**Exercise directions**
Write out the lines of the records from the line with "- body-paragraph: Smith" up to and including the line with "- footnote-number-badge-1: 1: [99, 289, 109, 299]" as a JSON list of strings, one string per line, with blank lines omitted.

** START Data provided **

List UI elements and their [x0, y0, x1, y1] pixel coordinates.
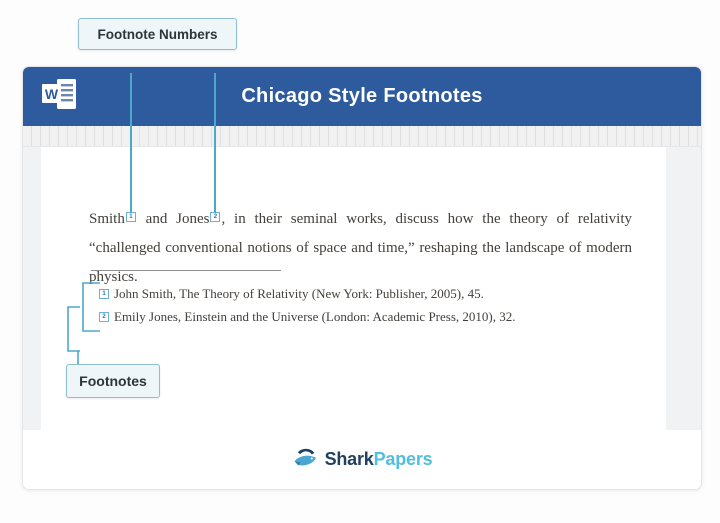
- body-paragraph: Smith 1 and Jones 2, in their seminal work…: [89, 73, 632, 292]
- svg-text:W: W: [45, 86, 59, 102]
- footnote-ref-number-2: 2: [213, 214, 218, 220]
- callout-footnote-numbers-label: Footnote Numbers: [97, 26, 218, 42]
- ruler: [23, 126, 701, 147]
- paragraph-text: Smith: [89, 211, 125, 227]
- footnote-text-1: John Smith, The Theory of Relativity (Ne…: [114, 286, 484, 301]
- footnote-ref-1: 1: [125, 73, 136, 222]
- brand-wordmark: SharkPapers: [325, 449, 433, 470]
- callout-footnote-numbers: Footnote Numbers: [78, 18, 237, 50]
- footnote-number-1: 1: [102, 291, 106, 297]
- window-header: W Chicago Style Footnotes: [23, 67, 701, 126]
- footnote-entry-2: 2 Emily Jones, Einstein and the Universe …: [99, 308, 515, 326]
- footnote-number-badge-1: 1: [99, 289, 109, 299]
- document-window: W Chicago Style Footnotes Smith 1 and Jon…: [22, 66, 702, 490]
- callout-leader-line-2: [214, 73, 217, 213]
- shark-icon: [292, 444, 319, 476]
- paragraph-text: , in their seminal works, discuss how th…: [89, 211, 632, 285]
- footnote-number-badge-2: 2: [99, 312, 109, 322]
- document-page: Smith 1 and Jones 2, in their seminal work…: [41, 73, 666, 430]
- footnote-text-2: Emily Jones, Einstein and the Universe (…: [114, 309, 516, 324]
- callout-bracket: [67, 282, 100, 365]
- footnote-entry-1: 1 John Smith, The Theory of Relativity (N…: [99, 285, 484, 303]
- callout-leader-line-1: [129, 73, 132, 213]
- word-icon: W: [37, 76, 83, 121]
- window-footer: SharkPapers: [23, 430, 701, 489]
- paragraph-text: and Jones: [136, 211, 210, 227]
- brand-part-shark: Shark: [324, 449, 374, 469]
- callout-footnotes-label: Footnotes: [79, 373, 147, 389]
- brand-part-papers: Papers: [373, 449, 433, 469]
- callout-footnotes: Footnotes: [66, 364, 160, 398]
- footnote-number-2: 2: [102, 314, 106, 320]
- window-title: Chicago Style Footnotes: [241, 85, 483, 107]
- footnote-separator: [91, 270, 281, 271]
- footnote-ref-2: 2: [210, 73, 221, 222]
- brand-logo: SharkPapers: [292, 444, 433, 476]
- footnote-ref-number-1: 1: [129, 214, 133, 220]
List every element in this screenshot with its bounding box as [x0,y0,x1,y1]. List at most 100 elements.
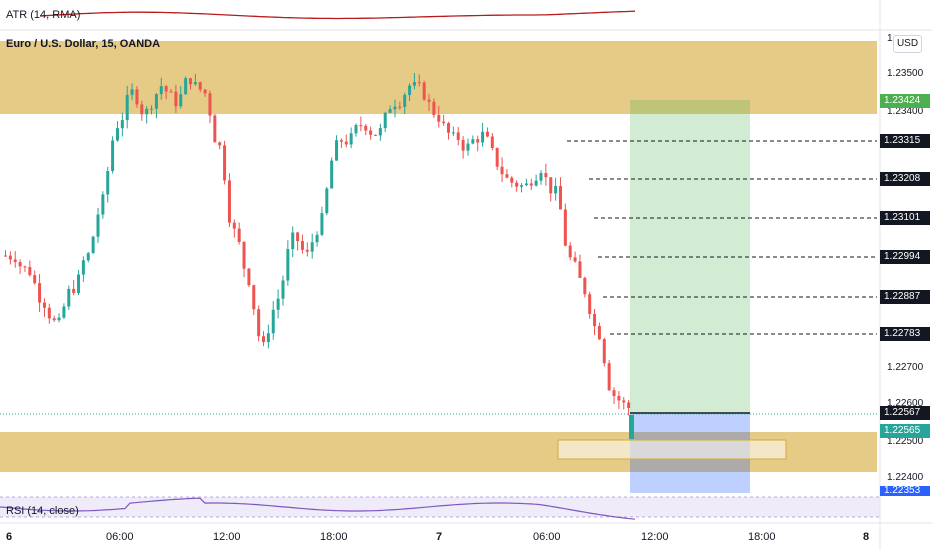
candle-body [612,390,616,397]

** END Data provided **

**Result below**
[
  "- body-paragraph: Smith 1 and Jones 2, in their seminal work…: [89, 73, 632, 292]",
  "- svg-text:W: W: [45, 86, 59, 102]",
  "- footnote-ref-number-2: 2: [213, 214, 218, 220]",
  "- callout-footnote-numbers-label: Footnote Numbers: [97, 26, 218, 42]",
  "- ruler: [23, 126, 701, 147]",
  "- paragraph-text: Smith: [89, 211, 125, 227]",
  "- footnote-text-1: John Smith, The Theory of Relativity (Ne…: [114, 286, 484, 301]",
  "- footnote-ref-1: 1: [125, 73, 136, 222]",
  "- brand-wordmark: SharkPapers: [325, 449, 433, 470]",
  "- callout-footnote-numbers: Footnote Numbers: [78, 18, 237, 50]",
  "- footnote-number-1: 1: [102, 291, 106, 297]",
  "- window-header: W Chicago Style Footnotes: [23, 67, 701, 126]",
  "- footnote-entry-2: 2 Emily Jones, Einstein and the Universe …: [99, 308, 515, 326]",
  "- footnote-number-badge-1: 1: [99, 289, 109, 299]"
]